[Extracted data entries]

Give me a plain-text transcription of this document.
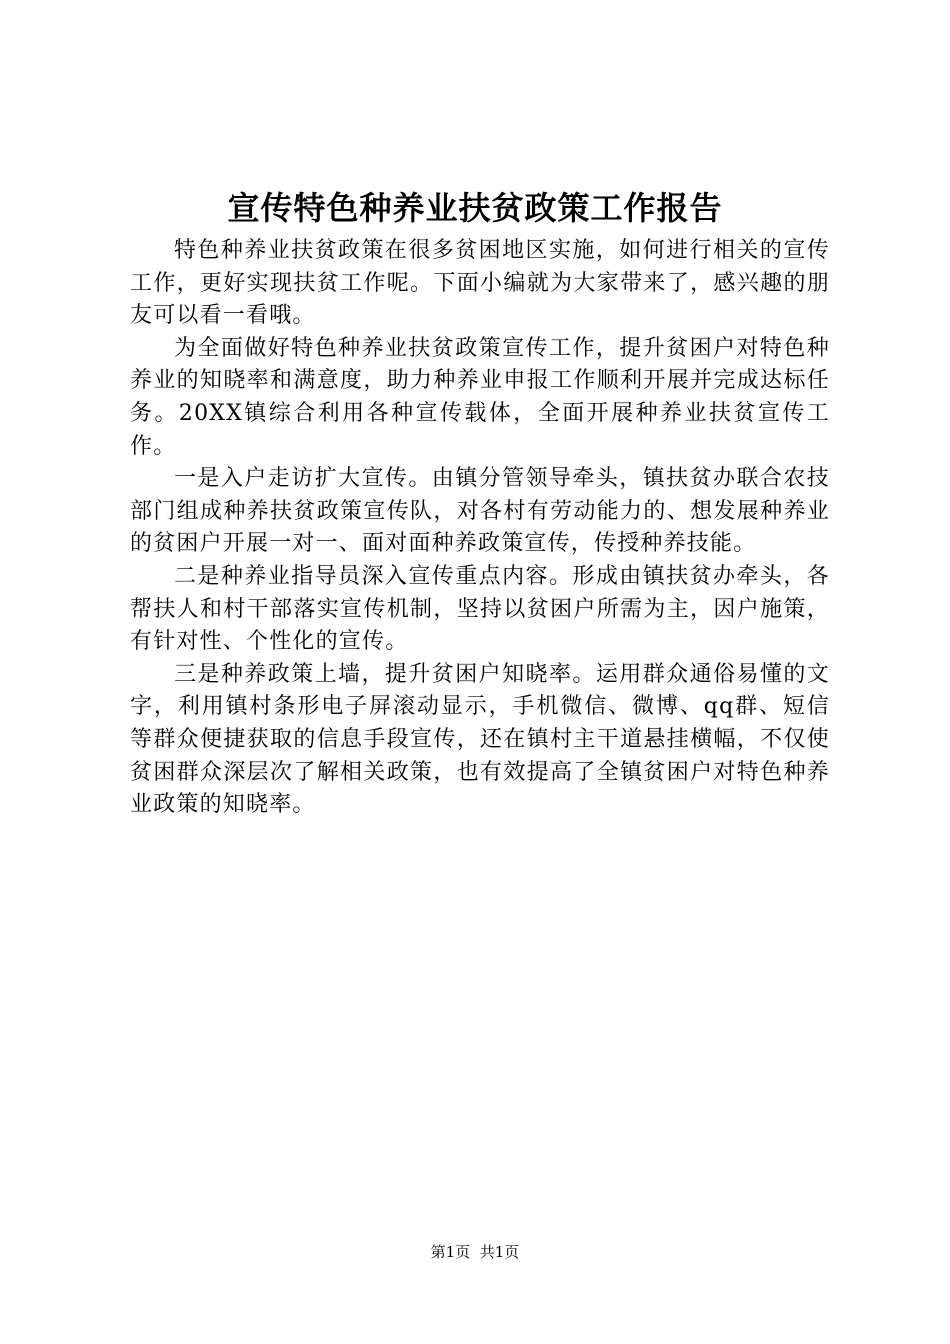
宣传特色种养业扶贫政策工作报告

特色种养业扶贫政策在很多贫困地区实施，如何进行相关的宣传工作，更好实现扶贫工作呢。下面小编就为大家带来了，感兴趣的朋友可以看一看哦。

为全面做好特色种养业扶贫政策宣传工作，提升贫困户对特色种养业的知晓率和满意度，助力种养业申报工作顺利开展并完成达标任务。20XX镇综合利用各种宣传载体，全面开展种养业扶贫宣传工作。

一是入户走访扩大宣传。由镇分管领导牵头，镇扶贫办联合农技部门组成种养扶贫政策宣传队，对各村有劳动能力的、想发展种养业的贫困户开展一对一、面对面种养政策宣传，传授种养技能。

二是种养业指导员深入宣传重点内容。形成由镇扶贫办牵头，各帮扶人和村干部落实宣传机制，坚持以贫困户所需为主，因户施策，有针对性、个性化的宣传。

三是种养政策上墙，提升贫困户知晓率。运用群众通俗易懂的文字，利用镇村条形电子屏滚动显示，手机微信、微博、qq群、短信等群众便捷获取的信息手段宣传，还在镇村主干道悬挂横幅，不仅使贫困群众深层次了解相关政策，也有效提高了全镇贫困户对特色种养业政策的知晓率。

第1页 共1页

* * *

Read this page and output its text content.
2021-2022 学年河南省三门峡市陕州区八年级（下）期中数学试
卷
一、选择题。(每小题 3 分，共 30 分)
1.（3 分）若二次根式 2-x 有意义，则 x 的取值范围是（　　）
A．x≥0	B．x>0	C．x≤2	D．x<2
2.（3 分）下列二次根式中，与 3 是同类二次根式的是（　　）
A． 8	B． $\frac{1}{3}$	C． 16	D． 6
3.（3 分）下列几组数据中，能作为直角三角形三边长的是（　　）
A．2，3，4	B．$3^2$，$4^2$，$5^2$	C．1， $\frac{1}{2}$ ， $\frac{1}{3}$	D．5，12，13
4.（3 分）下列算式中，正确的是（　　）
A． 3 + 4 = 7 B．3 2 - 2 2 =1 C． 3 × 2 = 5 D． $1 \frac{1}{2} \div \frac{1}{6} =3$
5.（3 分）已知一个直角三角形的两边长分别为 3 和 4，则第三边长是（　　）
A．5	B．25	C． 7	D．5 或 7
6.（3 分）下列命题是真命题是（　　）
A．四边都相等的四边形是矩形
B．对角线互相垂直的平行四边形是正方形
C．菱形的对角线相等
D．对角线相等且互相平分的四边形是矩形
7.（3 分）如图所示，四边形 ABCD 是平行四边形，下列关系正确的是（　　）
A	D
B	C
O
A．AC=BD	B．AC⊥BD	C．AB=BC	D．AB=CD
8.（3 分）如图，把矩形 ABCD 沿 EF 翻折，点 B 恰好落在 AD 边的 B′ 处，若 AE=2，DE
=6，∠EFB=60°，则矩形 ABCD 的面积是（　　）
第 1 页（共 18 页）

• _EXERCISE PROMPT_
Which lines above hold the word "ABCD"? Copy each of them.

• _SOLUTION TO THE PROBLEM_
7.（3 分）如图所示，四边形 ABCD 是平行四边形，下列关系正确的是（　　）
8.（3 分）如图，把矩形 ABCD 沿 EF 翻折，点 B 恰好落在 AD 边的 B′ 处，若 AE=2，DE
=6，∠EFB=60°，则矩形 ABCD 的面积是（　　）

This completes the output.